Exclude the pictures and return every line exactly as written.

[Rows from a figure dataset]
--- --- ---

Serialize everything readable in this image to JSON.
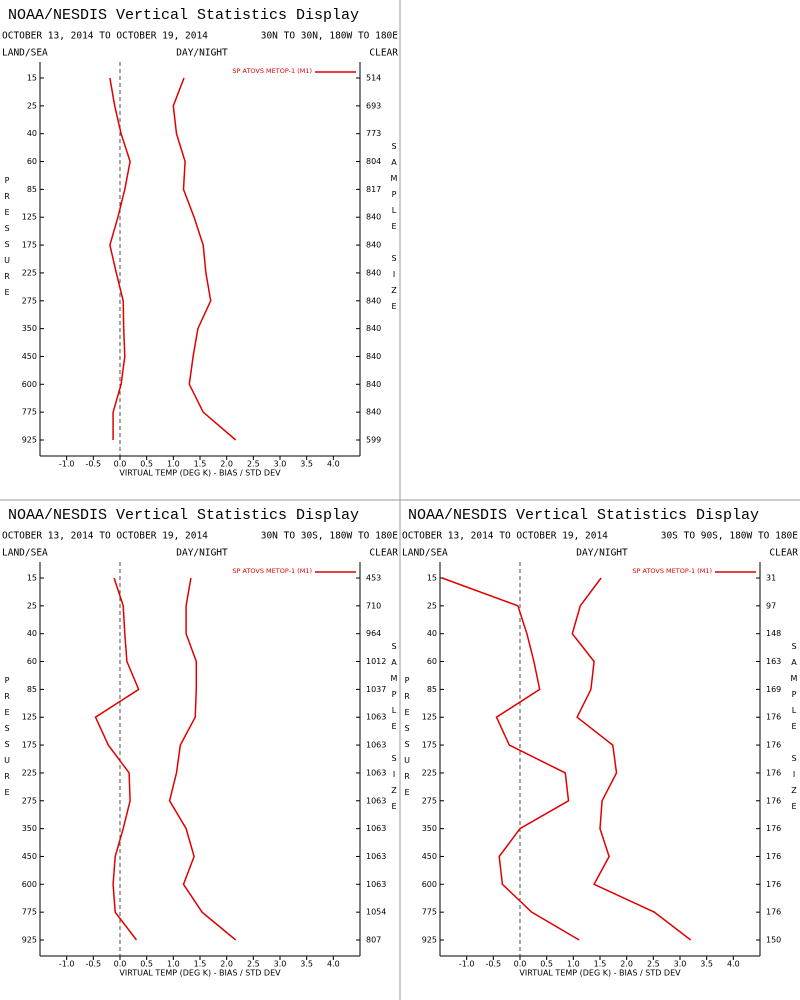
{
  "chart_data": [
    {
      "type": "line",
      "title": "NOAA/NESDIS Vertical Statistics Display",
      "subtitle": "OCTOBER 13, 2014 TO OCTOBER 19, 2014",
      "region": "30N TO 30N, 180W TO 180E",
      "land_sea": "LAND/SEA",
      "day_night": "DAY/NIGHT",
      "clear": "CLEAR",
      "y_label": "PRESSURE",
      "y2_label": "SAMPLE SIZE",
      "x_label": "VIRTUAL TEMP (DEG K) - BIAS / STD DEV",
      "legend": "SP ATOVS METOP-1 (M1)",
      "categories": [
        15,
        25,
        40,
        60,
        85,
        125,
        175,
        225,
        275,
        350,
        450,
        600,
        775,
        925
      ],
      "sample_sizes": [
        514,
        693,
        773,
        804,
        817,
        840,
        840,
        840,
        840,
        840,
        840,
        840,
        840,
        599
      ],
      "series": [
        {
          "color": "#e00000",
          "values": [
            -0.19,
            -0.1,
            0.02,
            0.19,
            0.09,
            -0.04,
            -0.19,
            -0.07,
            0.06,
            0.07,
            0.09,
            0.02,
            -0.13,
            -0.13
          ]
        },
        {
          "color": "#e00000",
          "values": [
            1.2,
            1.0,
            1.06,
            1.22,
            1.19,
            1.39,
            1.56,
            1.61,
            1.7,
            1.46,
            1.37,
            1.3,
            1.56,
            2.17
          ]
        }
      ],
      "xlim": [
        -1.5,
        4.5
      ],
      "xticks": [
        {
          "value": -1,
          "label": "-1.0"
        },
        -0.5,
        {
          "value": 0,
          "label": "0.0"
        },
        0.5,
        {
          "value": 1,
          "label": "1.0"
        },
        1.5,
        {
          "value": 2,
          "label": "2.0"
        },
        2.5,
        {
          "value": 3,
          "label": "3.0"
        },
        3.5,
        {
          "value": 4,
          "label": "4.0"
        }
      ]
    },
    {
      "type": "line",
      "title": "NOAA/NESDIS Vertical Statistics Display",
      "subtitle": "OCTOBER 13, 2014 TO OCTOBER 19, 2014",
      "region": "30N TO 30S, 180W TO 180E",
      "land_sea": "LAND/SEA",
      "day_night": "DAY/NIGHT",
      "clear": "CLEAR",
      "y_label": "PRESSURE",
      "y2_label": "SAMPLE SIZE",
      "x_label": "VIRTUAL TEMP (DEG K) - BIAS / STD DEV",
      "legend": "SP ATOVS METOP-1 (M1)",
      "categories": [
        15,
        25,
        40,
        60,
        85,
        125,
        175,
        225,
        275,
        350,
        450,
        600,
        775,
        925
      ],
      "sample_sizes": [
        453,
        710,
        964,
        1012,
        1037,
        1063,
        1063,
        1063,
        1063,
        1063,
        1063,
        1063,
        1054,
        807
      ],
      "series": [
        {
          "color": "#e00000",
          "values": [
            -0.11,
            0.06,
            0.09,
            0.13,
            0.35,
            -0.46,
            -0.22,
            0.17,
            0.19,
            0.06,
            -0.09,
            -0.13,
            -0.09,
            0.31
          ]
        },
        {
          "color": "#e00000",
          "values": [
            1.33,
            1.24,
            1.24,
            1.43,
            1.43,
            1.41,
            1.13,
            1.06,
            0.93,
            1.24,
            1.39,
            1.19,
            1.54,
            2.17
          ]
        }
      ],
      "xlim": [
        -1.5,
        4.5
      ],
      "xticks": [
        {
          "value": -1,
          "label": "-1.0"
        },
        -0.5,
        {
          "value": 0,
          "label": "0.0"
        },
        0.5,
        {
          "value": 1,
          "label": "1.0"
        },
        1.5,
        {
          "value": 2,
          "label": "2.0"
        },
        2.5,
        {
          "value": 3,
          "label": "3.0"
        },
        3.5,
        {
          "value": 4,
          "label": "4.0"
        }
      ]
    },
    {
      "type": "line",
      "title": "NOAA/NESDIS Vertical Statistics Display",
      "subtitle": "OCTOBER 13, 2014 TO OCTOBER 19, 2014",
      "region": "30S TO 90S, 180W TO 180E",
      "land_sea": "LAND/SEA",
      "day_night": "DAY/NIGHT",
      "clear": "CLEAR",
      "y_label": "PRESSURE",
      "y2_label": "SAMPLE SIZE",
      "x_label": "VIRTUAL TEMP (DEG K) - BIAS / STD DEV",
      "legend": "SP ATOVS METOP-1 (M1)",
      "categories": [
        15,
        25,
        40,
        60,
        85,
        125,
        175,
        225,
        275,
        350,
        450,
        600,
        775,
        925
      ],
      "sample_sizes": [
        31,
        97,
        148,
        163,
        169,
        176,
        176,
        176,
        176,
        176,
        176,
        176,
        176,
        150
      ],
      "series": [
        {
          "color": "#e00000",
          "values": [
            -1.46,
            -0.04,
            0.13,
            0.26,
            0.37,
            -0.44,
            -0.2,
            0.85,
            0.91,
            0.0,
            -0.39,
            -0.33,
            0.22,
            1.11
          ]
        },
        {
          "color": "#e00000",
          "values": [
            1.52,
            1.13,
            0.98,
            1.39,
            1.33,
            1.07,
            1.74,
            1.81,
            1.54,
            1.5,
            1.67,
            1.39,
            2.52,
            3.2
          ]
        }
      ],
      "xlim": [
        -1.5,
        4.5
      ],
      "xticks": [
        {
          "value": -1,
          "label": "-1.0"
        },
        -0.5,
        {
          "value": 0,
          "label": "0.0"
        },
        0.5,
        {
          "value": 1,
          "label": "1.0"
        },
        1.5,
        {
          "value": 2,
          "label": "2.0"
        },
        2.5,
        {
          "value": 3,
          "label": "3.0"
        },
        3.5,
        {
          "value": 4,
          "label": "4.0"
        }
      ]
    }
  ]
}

--- --- ---

#### ANSWER IN FULL
Serialize everything readable in this image to JSON.
{
  "chart_data": [
    {
      "type": "line",
      "title": "NOAA/NESDIS Vertical Statistics Display",
      "subtitle": "OCTOBER 13, 2014 TO OCTOBER 19, 2014",
      "region": "30N TO 30N, 180W TO 180E",
      "land_sea": "LAND/SEA",
      "day_night": "DAY/NIGHT",
      "clear": "CLEAR",
      "y_label": "PRESSURE",
      "y2_label": "SAMPLE SIZE",
      "x_label": "VIRTUAL TEMP (DEG K) - BIAS / STD DEV",
      "legend": "SP ATOVS METOP-1 (M1)",
      "categories": [
        15,
        25,
        40,
        60,
        85,
        125,
        175,
        225,
        275,
        350,
        450,
        600,
        775,
        925
      ],
      "sample_sizes": [
        514,
        693,
        773,
        804,
        817,
        840,
        840,
        840,
        840,
        840,
        840,
        840,
        840,
        599
      ],
      "series": [
        {
          "color": "#e00000",
          "values": [
            -0.19,
            -0.1,
            0.02,
            0.19,
            0.09,
            -0.04,
            -0.19,
            -0.07,
            0.06,
            0.07,
            0.09,
            0.02,
            -0.13,
            -0.13
          ]
        },
        {
          "color": "#e00000",
          "values": [
            1.2,
            1.0,
            1.06,
            1.22,
            1.19,
            1.39,
            1.56,
            1.61,
            1.7,
            1.46,
            1.37,
            1.3,
            1.56,
            2.17
          ]
        }
      ],
      "xlim": [
        -1.5,
        4.5
      ],
      "xticks": [
        {
          "value": -1,
          "label": "-1.0"
        },
        -0.5,
        {
          "value": 0,
          "label": "0.0"
        },
        0.5,
        {
          "value": 1,
          "label": "1.0"
        },
        1.5,
        {
          "value": 2,
          "label": "2.0"
        },
        2.5,
        {
          "value": 3,
          "label": "3.0"
        },
        3.5,
        {
          "value": 4,
          "label": "4.0"
        }
      ]
    },
    {
      "type": "line",
      "title": "NOAA/NESDIS Vertical Statistics Display",
      "subtitle": "OCTOBER 13, 2014 TO OCTOBER 19, 2014",
      "region": "30N TO 30S, 180W TO 180E",
      "land_sea": "LAND/SEA",
      "day_night": "DAY/NIGHT",
      "clear": "CLEAR",
      "y_label": "PRESSURE",
      "y2_label": "SAMPLE SIZE",
      "x_label": "VIRTUAL TEMP (DEG K) - BIAS / STD DEV",
      "legend": "SP ATOVS METOP-1 (M1)",
      "categories": [
        15,
        25,
        40,
        60,
        85,
        125,
        175,
        225,
        275,
        350,
        450,
        600,
        775,
        925
      ],
      "sample_sizes": [
        453,
        710,
        964,
        1012,
        1037,
        1063,
        1063,
        1063,
        1063,
        1063,
        1063,
        1063,
        1054,
        807
      ],
      "series": [
        {
          "color": "#e00000",
          "values": [
            -0.11,
            0.06,
            0.09,
            0.13,
            0.35,
            -0.46,
            -0.22,
            0.17,
            0.19,
            0.06,
            -0.09,
            -0.13,
            -0.09,
            0.31
          ]
        },
        {
          "color": "#e00000",
          "values": [
            1.33,
            1.24,
            1.24,
            1.43,
            1.43,
            1.41,
            1.13,
            1.06,
            0.93,
            1.24,
            1.39,
            1.19,
            1.54,
            2.17
          ]
        }
      ],
      "xlim": [
        -1.5,
        4.5
      ],
      "xticks": [
        {
          "value": -1,
          "label": "-1.0"
        },
        -0.5,
        {
          "value": 0,
          "label": "0.0"
        },
        0.5,
        {
          "value": 1,
          "label": "1.0"
        },
        1.5,
        {
          "value": 2,
          "label": "2.0"
        },
        2.5,
        {
          "value": 3,
          "label": "3.0"
        },
        3.5,
        {
          "value": 4,
          "label": "4.0"
        }
      ]
    },
    {
      "type": "line",
      "title": "NOAA/NESDIS Vertical Statistics Display",
      "subtitle": "OCTOBER 13, 2014 TO OCTOBER 19, 2014",
      "region": "30S TO 90S, 180W TO 180E",
      "land_sea": "LAND/SEA",
      "day_night": "DAY/NIGHT",
      "clear": "CLEAR",
      "y_label": "PRESSURE",
      "y2_label": "SAMPLE SIZE",
      "x_label": "VIRTUAL TEMP (DEG K) - BIAS / STD DEV",
      "legend": "SP ATOVS METOP-1 (M1)",
      "categories": [
        15,
        25,
        40,
        60,
        85,
        125,
        175,
        225,
        275,
        350,
        450,
        600,
        775,
        925
      ],
      "sample_sizes": [
        31,
        97,
        148,
        163,
        169,
        176,
        176,
        176,
        176,
        176,
        176,
        176,
        176,
        150
      ],
      "series": [
        {
          "color": "#e00000",
          "values": [
            -1.46,
            -0.04,
            0.13,
            0.26,
            0.37,
            -0.44,
            -0.2,
            0.85,
            0.91,
            0.0,
            -0.39,
            -0.33,
            0.22,
            1.11
          ]
        },
        {
          "color": "#e00000",
          "values": [
            1.52,
            1.13,
            0.98,
            1.39,
            1.33,
            1.07,
            1.74,
            1.81,
            1.54,
            1.5,
            1.67,
            1.39,
            2.52,
            3.2
          ]
        }
      ],
      "xlim": [
        -1.5,
        4.5
      ],
      "xticks": [
        {
          "value": -1,
          "label": "-1.0"
        },
        -0.5,
        {
          "value": 0,
          "label": "0.0"
        },
        0.5,
        {
          "value": 1,
          "label": "1.0"
        },
        1.5,
        {
          "value": 2,
          "label": "2.0"
        },
        2.5,
        {
          "value": 3,
          "label": "3.0"
        },
        3.5,
        {
          "value": 4,
          "label": "4.0"
        }
      ]
    }
  ]
}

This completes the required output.